▶ **INSTRUCTIONS TO FOLLOW**
Copy the data precisely, keeping every character.

▶ **SUPPLIED RECORDS**

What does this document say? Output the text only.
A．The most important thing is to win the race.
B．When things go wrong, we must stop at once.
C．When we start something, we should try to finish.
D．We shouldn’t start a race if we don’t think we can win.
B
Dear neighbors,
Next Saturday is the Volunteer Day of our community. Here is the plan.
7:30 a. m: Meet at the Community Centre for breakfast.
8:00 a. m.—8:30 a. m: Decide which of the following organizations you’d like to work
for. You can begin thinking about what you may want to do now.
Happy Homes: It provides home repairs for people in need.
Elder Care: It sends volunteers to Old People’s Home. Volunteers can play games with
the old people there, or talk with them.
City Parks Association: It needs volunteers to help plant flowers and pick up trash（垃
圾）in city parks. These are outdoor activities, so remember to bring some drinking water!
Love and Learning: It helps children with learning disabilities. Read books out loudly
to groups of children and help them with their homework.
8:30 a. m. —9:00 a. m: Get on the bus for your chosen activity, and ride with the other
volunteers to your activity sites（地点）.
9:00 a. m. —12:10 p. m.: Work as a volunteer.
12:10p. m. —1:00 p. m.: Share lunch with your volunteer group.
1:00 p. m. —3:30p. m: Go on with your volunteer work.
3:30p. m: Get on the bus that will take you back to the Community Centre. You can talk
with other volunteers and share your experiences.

▶ **RESPONSE**
What does this document say? Output the text only.
A．The most important thing is to win the race.
B．When things go wrong, we must stop at once.
C．When we start something, we should try to finish.
D．We shouldn’t start a race if we don’t think we can win.
B
Dear neighbors,
Next Saturday is the Volunteer Day of our community. Here is the plan.
7:30 a. m: Meet at the Community Centre for breakfast.
8:00 a. m.—8:30 a. m: Decide which of the following organizations you’d like to work
for. You can begin thinking about what you may want to do now.
Happy Homes: It provides home repairs for people in need.
Elder Care: It sends volunteers to Old People’s Home. Volunteers can play games with
the old people there, or talk with them.
City Parks Association: It needs volunteers to help plant flowers and pick up trash（垃
圾）in city parks. These are outdoor activities, so remember to bring some drinking water!
Love and Learning: It helps children with learning disabilities. Read books out loudly
to groups of children and help them with their homework.
8:30 a. m. —9:00 a. m: Get on the bus for your chosen activity, and ride with the other
volunteers to your activity sites（地点）.
9:00 a. m. —12:10 p. m.: Work as a volunteer.
12:10p. m. —1:00 p. m.: Share lunch with your volunteer group.
1:00 p. m. —3:30p. m: Go on with your volunteer work.
3:30p. m: Get on the bus that will take you back to the Community Centre. You can talk
with other volunteers and share your experiences.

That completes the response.